What the exercise asks — Scan the records for the string "Barnett"; copy each line where it occurs.

Information supplied —
::::::::

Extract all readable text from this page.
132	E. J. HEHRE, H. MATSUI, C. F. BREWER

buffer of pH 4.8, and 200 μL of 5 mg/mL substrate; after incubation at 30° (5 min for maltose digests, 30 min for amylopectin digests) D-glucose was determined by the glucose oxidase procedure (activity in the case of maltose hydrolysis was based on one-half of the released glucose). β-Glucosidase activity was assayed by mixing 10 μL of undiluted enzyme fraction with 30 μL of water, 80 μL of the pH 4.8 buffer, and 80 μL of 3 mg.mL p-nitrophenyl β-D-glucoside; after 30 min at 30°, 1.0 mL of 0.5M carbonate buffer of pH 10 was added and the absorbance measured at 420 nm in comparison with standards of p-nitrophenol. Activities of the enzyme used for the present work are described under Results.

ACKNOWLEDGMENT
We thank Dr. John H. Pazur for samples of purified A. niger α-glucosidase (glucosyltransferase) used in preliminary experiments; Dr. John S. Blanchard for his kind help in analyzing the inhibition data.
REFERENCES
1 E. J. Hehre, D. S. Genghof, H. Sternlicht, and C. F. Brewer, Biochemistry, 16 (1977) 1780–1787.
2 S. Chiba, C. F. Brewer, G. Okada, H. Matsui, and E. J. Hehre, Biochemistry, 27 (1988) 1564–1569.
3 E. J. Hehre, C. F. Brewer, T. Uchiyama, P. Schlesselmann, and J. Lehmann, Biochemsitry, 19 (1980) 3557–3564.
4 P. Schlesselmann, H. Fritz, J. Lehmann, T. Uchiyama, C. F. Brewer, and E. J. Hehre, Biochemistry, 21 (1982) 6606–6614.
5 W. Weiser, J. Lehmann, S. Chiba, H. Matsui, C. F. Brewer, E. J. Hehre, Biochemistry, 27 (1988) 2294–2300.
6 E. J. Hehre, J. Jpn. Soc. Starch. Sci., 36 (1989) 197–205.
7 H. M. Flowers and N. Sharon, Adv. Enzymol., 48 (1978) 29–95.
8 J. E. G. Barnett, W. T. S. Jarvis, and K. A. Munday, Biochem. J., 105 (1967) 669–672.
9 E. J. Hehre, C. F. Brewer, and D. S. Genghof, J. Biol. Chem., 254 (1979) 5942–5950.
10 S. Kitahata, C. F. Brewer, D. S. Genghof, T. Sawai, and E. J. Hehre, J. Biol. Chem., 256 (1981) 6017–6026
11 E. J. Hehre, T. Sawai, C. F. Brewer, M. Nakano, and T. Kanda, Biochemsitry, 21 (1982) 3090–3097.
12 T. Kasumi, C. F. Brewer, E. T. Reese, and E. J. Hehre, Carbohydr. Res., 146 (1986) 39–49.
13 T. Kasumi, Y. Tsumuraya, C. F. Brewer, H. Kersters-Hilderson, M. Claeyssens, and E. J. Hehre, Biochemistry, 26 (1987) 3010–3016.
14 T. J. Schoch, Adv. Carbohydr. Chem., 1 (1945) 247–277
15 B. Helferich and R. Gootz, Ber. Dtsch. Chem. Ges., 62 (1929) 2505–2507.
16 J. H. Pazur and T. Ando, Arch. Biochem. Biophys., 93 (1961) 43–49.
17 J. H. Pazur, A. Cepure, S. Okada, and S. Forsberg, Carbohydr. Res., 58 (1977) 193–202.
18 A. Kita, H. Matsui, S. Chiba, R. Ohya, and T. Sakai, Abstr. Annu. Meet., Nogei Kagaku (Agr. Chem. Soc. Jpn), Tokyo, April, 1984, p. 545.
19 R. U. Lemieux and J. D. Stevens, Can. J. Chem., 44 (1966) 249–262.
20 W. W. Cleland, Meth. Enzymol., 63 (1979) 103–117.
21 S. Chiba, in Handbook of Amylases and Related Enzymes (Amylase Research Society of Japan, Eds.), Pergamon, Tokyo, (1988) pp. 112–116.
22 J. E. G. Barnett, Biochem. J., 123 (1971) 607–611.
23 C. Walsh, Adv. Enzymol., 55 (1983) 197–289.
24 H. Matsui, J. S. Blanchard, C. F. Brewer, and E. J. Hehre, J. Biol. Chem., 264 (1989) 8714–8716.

::::::::

Solved problem —
8 J. E. G. Barnett, W. T. S. Jarvis, and K. A. Munday, Biochem. J., 105 (1967) 669–672.
22 J. E. G. Barnett, Biochem. J., 123 (1971) 607–611.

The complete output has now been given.